# Records to use
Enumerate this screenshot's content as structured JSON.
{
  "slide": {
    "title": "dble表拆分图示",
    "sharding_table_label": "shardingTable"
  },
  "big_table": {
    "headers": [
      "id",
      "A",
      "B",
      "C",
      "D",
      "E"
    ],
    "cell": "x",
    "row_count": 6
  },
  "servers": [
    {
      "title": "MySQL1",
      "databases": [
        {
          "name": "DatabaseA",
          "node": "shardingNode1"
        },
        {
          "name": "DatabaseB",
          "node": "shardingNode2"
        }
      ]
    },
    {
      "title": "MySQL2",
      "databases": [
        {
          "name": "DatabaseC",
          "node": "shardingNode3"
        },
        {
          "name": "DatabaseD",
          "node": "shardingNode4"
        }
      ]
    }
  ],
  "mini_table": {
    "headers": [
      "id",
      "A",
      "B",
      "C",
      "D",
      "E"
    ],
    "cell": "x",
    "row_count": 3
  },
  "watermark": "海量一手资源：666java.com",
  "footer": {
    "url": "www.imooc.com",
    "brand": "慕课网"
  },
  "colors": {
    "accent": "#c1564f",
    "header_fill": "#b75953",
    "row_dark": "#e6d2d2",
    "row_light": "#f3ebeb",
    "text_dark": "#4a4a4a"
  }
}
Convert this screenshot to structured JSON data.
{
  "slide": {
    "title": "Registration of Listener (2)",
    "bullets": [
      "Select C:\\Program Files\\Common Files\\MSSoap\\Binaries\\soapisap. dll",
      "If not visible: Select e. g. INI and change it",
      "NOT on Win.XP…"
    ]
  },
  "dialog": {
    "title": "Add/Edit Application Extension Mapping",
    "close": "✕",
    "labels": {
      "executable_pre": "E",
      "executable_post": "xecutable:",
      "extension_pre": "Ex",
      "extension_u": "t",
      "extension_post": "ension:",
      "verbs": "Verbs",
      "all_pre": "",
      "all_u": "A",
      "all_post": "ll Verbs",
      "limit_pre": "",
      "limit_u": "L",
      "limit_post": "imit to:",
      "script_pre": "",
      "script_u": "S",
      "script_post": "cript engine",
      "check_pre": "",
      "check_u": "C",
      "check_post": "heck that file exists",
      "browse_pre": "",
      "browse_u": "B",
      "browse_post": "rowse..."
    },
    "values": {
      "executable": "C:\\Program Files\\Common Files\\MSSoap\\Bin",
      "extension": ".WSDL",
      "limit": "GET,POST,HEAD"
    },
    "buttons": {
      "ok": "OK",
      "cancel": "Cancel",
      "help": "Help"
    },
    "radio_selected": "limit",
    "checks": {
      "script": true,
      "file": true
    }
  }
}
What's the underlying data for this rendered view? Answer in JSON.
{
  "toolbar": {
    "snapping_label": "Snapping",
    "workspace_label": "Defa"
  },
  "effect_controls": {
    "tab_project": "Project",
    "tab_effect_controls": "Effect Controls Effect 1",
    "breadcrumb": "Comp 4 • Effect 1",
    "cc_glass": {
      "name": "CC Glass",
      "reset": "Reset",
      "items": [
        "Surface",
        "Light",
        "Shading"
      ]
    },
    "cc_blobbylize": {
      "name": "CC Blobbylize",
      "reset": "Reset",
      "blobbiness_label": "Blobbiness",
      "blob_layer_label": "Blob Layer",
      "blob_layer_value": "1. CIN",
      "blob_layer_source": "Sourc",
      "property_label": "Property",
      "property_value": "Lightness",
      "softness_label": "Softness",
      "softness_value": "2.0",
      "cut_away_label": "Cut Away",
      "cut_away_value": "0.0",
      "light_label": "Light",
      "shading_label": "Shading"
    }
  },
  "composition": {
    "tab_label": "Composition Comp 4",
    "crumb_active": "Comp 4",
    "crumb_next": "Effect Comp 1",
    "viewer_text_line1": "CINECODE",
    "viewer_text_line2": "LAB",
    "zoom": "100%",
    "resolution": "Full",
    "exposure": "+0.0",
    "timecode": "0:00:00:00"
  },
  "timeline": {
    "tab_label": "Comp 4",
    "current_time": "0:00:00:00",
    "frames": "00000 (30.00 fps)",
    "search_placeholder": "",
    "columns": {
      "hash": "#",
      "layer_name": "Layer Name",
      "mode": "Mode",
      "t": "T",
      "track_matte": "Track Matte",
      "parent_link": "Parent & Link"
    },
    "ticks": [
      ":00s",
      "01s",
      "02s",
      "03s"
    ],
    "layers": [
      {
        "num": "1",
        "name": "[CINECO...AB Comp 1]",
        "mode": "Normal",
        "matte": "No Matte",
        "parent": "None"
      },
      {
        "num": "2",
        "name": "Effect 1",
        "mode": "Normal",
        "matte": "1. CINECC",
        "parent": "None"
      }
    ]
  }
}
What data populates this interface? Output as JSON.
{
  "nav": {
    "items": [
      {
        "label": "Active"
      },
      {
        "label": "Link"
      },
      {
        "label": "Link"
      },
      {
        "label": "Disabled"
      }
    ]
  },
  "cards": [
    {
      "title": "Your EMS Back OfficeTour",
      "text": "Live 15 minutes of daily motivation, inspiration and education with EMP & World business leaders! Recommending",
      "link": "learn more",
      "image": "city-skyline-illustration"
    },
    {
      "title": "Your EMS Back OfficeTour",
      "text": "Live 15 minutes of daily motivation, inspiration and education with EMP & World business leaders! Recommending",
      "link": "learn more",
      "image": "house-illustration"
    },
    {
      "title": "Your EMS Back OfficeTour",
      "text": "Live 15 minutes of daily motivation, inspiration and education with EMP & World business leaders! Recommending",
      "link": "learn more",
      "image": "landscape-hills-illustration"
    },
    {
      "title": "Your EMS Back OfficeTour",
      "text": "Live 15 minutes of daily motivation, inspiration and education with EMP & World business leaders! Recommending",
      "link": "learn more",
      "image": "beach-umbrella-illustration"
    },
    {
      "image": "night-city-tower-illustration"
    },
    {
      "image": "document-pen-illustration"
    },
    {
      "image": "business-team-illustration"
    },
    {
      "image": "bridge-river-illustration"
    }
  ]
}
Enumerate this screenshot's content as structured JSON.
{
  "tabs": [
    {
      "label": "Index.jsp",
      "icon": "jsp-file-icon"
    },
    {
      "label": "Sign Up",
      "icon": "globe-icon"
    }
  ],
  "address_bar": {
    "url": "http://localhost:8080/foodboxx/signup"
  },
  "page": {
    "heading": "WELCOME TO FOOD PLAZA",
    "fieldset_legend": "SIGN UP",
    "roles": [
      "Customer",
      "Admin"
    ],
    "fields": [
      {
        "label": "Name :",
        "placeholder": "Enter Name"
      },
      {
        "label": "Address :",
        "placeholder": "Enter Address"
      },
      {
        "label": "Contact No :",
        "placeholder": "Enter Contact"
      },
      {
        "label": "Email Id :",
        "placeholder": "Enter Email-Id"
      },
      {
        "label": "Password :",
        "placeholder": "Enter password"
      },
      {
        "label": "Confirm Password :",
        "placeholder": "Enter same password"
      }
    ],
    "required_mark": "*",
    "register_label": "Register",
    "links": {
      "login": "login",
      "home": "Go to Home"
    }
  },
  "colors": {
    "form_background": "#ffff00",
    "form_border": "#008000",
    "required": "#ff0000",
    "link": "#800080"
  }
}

# Task requirements
Transcribe the records above exactly as they appear.

# Response to this exercise
Enumerate this screenshot's content as structured JSON.
{
  "slide": {
    "title": "dble表拆分图示",
    "sharding_table_label": "shardingTable"
  },
  "big_table": {
    "headers": [
      "id",
      "A",
      "B",
      "C",
      "D",
      "E"
    ],
    "cell": "x",
    "row_count": 6
  },
  "servers": [
    {
      "title": "MySQL1",
      "databases": [
        {
          "name": "DatabaseA",
          "node": "shardingNode1"
        },
        {
          "name": "DatabaseB",
          "node": "shardingNode2"
        }
      ]
    },
    {
      "title": "MySQL2",
      "databases": [
        {
          "name": "DatabaseC",
          "node": "shardingNode3"
        },
        {
          "name": "DatabaseD",
          "node": "shardingNode4"
        }
      ]
    }
  ],
  "mini_table": {
    "headers": [
      "id",
      "A",
      "B",
      "C",
      "D",
      "E"
    ],
    "cell": "x",
    "row_count": 3
  },
  "watermark": "海量一手资源：666java.com",
  "footer": {
    "url": "www.imooc.com",
    "brand": "慕课网"
  },
  "colors": {
    "accent": "#c1564f",
    "header_fill": "#b75953",
    "row_dark": "#e6d2d2",
    "row_light": "#f3ebeb",
    "text_dark": "#4a4a4a"
  }
}
Convert this screenshot to structured JSON data.
{
  "slide": {
    "title": "Registration of Listener (2)",
    "bullets": [
      "Select C:\\Program Files\\Common Files\\MSSoap\\Binaries\\soapisap. dll",
      "If not visible: Select e. g. INI and change it",
      "NOT on Win.XP…"
    ]
  },
  "dialog": {
    "title": "Add/Edit Application Extension Mapping",
    "close": "✕",
    "labels": {
      "executable_pre": "E",
      "executable_post": "xecutable:",
      "extension_pre": "Ex",
      "extension_u": "t",
      "extension_post": "ension:",
      "verbs": "Verbs",
      "all_pre": "",
      "all_u": "A",
      "all_post": "ll Verbs",
      "limit_pre": "",
      "limit_u": "L",
      "limit_post": "imit to:",
      "script_pre": "",
      "script_u": "S",
      "script_post": "cript engine",
      "check_pre": "",
      "check_u": "C",
      "check_post": "heck that file exists",
      "browse_pre": "",
      "browse_u": "B",
      "browse_post": "rowse..."
    },
    "values": {
      "executable": "C:\\Program Files\\Common Files\\MSSoap\\Bin",
      "extension": ".WSDL",
      "limit": "GET,POST,HEAD"
    },
    "buttons": {
      "ok": "OK",
      "cancel": "Cancel",
      "help": "Help"
    },
    "radio_selected": "limit",
    "checks": {
      "script": true,
      "file": true
    }
  }
}
What's the underlying data for this rendered view? Answer in JSON.
{
  "toolbar": {
    "snapping_label": "Snapping",
    "workspace_label": "Defa"
  },
  "effect_controls": {
    "tab_project": "Project",
    "tab_effect_controls": "Effect Controls Effect 1",
    "breadcrumb": "Comp 4 • Effect 1",
    "cc_glass": {
      "name": "CC Glass",
      "reset": "Reset",
      "items": [
        "Surface",
        "Light",
        "Shading"
      ]
    },
    "cc_blobbylize": {
      "name": "CC Blobbylize",
      "reset": "Reset",
      "blobbiness_label": "Blobbiness",
      "blob_layer_label": "Blob Layer",
      "blob_layer_value": "1. CIN",
      "blob_layer_source": "Sourc",
      "property_label": "Property",
      "property_value": "Lightness",
      "softness_label": "Softness",
      "softness_value": "2.0",
      "cut_away_label": "Cut Away",
      "cut_away_value": "0.0",
      "light_label": "Light",
      "shading_label": "Shading"
    }
  },
  "composition": {
    "tab_label": "Composition Comp 4",
    "crumb_active": "Comp 4",
    "crumb_next": "Effect Comp 1",
    "viewer_text_line1": "CINECODE",
    "viewer_text_line2": "LAB",
    "zoom": "100%",
    "resolution": "Full",
    "exposure": "+0.0",
    "timecode": "0:00:00:00"
  },
  "timeline": {
    "tab_label": "Comp 4",
    "current_time": "0:00:00:00",
    "frames": "00000 (30.00 fps)",
    "search_placeholder": "",
    "columns": {
      "hash": "#",
      "layer_name": "Layer Name",
      "mode": "Mode",
      "t": "T",
      "track_matte": "Track Matte",
      "parent_link": "Parent & Link"
    },
    "ticks": [
      ":00s",
      "01s",
      "02s",
      "03s"
    ],
    "layers": [
      {
        "num": "1",
        "name": "[CINECO...AB Comp 1]",
        "mode": "Normal",
        "matte": "No Matte",
        "parent": "None"
      },
      {
        "num": "2",
        "name": "Effect 1",
        "mode": "Normal",
        "matte": "1. CINECC",
        "parent": "None"
      }
    ]
  }
}
What data populates this interface? Output as JSON.
{
  "nav": {
    "items": [
      {
        "label": "Active"
      },
      {
        "label": "Link"
      },
      {
        "label": "Link"
      },
      {
        "label": "Disabled"
      }
    ]
  },
  "cards": [
    {
      "title": "Your EMS Back OfficeTour",
      "text": "Live 15 minutes of daily motivation, inspiration and education with EMP & World business leaders! Recommending",
      "link": "learn more",
      "image": "city-skyline-illustration"
    },
    {
      "title": "Your EMS Back OfficeTour",
      "text": "Live 15 minutes of daily motivation, inspiration and education with EMP & World business leaders! Recommending",
      "link": "learn more",
      "image": "house-illustration"
    },
    {
      "title": "Your EMS Back OfficeTour",
      "text": "Live 15 minutes of daily motivation, inspiration and education with EMP & World business leaders! Recommending",
      "link": "learn more",
      "image": "landscape-hills-illustration"
    },
    {
      "title": "Your EMS Back OfficeTour",
      "text": "Live 15 minutes of daily motivation, inspiration and education with EMP & World business leaders! Recommending",
      "link": "learn more",
      "image": "beach-umbrella-illustration"
    },
    {
      "image": "night-city-tower-illustration"
    },
    {
      "image": "document-pen-illustration"
    },
    {
      "image": "business-team-illustration"
    },
    {
      "image": "bridge-river-illustration"
    }
  ]
}
Enumerate this screenshot's content as structured JSON.
{
  "tabs": [
    {
      "label": "Index.jsp",
      "icon": "jsp-file-icon"
    },
    {
      "label": "Sign Up",
      "icon": "globe-icon"
    }
  ],
  "address_bar": {
    "url": "http://localhost:8080/foodboxx/signup"
  },
  "page": {
    "heading": "WELCOME TO FOOD PLAZA",
    "fieldset_legend": "SIGN UP",
    "roles": [
      "Customer",
      "Admin"
    ],
    "fields": [
      {
        "label": "Name :",
        "placeholder": "Enter Name"
      },
      {
        "label": "Address :",
        "placeholder": "Enter Address"
      },
      {
        "label": "Contact No :",
        "placeholder": "Enter Contact"
      },
      {
        "label": "Email Id :",
        "placeholder": "Enter Email-Id"
      },
      {
        "label": "Password :",
        "placeholder": "Enter password"
      },
      {
        "label": "Confirm Password :",
        "placeholder": "Enter same password"
      }
    ],
    "required_mark": "*",
    "register_label": "Register",
    "links": {
      "login": "login",
      "home": "Go to Home"
    }
  },
  "colors": {
    "form_background": "#ffff00",
    "form_border": "#008000",
    "required": "#ff0000",
    "link": "#800080"
  }
}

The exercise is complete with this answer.